* START INPUT MATERIAL *
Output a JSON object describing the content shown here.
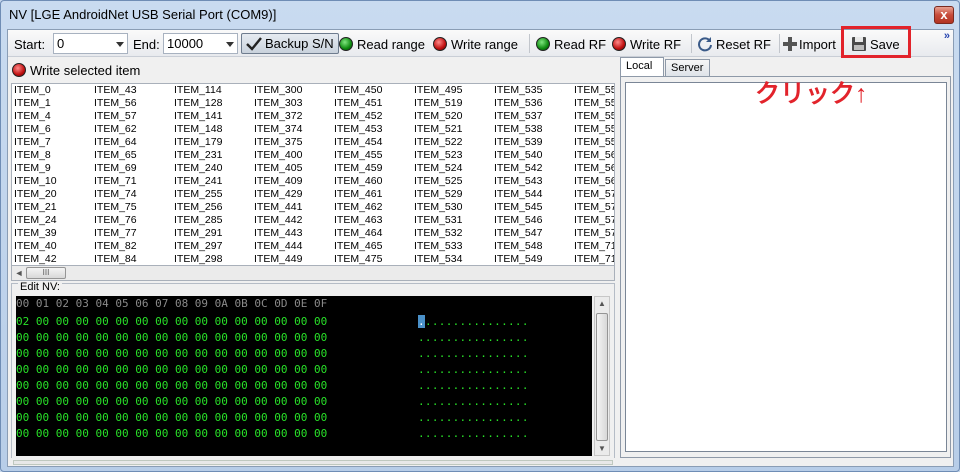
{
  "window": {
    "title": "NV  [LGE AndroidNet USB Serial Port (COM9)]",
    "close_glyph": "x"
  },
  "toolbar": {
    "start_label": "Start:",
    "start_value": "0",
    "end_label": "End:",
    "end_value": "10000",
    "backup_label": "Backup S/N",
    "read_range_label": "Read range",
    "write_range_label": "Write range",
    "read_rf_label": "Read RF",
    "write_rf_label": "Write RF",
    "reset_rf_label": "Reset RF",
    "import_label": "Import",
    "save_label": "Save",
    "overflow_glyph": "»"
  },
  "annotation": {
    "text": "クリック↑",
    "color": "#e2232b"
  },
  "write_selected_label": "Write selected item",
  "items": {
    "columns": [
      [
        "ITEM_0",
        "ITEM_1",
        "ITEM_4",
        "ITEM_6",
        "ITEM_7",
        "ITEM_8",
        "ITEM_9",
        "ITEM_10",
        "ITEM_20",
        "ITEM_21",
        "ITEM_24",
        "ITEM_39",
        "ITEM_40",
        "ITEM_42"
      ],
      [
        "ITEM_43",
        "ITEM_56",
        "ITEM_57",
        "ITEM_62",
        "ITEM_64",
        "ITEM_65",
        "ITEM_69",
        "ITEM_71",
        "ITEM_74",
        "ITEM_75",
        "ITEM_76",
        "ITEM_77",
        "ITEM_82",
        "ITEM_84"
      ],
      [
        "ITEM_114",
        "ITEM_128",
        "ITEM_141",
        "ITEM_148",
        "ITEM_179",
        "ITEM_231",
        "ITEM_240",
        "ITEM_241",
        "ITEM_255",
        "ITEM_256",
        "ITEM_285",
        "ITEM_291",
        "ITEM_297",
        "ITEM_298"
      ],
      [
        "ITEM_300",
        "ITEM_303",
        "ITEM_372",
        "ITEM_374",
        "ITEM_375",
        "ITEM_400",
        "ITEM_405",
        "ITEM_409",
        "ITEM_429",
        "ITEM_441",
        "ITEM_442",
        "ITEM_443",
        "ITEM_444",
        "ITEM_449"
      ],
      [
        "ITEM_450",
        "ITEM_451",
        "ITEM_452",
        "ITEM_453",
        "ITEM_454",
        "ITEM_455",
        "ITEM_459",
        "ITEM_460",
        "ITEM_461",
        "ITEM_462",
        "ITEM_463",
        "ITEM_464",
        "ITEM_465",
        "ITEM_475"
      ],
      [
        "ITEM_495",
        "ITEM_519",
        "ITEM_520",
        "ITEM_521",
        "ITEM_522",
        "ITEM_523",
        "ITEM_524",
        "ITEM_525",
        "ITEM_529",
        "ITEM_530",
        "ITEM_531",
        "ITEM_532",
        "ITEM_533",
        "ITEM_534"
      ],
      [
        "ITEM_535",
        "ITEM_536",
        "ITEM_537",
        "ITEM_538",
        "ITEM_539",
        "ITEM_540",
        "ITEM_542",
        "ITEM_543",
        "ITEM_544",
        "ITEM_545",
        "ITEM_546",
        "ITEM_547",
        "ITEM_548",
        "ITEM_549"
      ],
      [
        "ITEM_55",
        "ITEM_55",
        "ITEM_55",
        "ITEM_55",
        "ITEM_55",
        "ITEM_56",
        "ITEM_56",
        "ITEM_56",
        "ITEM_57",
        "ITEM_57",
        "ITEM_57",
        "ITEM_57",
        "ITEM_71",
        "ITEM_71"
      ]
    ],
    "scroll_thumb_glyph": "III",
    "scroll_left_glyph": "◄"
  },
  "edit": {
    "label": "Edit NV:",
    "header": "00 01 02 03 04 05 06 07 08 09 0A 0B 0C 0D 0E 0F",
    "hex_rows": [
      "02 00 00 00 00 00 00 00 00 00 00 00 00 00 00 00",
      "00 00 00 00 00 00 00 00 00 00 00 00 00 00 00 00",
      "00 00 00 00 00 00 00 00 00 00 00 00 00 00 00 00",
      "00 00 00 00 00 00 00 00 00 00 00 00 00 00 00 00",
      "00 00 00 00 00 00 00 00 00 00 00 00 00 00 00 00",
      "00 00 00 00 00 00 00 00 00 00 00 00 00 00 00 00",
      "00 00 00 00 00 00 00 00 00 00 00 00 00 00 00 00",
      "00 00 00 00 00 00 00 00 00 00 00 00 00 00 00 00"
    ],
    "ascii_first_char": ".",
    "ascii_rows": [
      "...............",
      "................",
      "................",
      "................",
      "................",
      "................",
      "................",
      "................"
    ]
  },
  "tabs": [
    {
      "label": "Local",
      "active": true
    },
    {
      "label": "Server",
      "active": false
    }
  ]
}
* END INPUT MATERIAL *
* START INPUT MATERIAL *
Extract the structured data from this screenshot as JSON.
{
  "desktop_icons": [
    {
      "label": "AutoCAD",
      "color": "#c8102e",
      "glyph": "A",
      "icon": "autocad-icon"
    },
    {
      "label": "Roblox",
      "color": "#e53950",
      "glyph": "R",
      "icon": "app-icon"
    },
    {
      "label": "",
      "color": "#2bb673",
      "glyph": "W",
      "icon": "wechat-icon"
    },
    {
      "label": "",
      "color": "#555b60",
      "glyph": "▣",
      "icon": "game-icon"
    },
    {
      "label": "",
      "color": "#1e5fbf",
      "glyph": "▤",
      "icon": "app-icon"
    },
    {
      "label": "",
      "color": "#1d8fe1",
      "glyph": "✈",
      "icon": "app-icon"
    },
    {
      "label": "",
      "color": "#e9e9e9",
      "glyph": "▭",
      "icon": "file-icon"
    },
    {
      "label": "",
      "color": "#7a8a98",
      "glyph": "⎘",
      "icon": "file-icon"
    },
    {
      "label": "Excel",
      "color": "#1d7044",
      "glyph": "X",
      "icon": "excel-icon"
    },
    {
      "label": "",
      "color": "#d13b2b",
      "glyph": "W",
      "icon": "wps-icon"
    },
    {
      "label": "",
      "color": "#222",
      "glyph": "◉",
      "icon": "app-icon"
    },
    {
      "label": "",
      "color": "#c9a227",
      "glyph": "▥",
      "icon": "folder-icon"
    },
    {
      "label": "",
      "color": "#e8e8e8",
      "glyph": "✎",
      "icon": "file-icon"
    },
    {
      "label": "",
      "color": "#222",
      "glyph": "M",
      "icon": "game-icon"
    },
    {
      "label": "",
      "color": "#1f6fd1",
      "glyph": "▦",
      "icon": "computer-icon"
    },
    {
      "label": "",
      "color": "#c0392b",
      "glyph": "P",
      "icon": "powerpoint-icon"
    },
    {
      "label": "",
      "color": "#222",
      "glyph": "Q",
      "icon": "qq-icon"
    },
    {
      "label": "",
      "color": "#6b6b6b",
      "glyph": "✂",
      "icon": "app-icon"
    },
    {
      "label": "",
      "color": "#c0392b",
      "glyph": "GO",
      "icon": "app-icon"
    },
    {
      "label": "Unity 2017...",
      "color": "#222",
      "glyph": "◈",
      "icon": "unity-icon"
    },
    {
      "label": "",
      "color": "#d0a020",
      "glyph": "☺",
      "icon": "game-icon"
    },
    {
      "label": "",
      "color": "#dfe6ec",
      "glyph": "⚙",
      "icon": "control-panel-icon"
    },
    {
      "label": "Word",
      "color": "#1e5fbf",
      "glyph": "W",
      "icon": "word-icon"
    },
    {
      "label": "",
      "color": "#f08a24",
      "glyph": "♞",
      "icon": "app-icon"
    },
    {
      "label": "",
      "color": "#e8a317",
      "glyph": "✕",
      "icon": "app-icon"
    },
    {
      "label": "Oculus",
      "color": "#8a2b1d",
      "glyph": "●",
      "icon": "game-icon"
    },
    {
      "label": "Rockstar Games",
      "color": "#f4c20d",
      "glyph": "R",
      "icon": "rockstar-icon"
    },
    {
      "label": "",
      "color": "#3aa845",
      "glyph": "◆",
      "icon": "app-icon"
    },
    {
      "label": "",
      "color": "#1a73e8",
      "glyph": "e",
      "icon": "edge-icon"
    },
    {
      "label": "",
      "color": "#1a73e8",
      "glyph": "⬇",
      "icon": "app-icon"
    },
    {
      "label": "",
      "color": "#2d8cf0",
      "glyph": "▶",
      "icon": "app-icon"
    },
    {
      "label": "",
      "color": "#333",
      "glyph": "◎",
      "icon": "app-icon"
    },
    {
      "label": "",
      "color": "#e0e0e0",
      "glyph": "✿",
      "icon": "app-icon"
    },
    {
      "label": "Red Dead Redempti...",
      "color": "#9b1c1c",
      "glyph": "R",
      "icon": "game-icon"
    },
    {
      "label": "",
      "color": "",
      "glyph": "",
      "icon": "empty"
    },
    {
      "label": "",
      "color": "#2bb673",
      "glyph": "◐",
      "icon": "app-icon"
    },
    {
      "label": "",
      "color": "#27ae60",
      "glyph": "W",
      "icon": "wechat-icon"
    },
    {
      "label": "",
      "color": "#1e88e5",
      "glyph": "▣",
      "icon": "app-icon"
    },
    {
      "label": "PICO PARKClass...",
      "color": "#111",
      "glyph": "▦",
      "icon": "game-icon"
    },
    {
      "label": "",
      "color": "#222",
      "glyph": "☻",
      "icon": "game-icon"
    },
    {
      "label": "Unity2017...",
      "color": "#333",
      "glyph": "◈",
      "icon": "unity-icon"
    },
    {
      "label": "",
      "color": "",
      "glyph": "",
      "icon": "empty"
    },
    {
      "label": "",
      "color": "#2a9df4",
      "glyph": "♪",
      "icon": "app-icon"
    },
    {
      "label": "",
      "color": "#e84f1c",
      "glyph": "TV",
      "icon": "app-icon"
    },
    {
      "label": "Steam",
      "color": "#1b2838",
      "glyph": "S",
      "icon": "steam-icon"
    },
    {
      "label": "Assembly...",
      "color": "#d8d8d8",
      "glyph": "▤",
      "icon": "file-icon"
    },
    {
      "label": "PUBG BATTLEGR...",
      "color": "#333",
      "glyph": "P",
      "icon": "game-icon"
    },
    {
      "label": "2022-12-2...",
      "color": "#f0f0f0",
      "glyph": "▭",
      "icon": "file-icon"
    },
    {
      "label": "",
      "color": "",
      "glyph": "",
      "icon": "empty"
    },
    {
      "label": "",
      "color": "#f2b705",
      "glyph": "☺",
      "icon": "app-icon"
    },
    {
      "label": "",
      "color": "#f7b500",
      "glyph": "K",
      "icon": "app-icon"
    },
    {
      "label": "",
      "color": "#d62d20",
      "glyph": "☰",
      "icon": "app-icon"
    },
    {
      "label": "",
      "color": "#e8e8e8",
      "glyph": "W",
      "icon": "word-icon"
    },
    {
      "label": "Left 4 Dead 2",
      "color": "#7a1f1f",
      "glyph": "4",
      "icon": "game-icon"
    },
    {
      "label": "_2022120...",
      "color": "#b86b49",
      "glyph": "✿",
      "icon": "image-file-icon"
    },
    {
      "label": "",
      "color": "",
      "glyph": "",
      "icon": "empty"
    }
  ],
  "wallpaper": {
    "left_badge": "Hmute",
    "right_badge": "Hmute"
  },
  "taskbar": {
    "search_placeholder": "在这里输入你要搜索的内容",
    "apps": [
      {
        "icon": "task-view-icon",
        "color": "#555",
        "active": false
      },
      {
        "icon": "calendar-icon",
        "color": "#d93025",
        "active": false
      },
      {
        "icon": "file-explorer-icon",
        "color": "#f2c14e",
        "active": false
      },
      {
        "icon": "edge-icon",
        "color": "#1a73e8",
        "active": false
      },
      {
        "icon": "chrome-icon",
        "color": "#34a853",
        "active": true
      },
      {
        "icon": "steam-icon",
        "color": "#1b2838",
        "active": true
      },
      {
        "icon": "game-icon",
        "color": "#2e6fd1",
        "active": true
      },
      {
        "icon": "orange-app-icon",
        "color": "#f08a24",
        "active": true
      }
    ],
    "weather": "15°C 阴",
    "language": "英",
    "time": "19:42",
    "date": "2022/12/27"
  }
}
* END INPUT MATERIAL *
* START INPUT MATERIAL *
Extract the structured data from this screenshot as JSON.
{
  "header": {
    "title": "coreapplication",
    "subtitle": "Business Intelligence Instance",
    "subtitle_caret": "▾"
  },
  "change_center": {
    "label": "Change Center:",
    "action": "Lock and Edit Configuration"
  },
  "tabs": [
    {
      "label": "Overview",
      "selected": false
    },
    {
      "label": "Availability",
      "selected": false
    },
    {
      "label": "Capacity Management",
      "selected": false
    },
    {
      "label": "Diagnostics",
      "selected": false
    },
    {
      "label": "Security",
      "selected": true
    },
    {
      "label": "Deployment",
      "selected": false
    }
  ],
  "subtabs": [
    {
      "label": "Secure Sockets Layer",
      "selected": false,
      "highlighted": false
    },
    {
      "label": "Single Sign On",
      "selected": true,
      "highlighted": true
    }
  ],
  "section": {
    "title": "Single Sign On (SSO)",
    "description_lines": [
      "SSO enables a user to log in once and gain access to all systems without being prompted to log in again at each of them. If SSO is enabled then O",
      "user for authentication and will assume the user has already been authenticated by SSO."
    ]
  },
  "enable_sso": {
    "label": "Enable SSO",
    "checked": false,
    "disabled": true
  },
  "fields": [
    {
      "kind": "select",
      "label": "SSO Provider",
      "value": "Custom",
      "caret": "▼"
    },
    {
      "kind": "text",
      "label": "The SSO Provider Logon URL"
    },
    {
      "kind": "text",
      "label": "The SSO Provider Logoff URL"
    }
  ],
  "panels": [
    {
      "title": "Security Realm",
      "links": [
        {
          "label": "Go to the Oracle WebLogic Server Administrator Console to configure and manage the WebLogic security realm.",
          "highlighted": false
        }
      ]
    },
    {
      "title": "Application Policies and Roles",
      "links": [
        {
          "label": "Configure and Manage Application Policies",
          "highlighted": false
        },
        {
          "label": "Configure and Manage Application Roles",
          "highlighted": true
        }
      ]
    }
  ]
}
* END INPUT MATERIAL *
### GIVEN INSTRUCTION:
Figure out how many lines above include the string "Roles", then report that number and nothing else.

### TASK RESPONSE:
2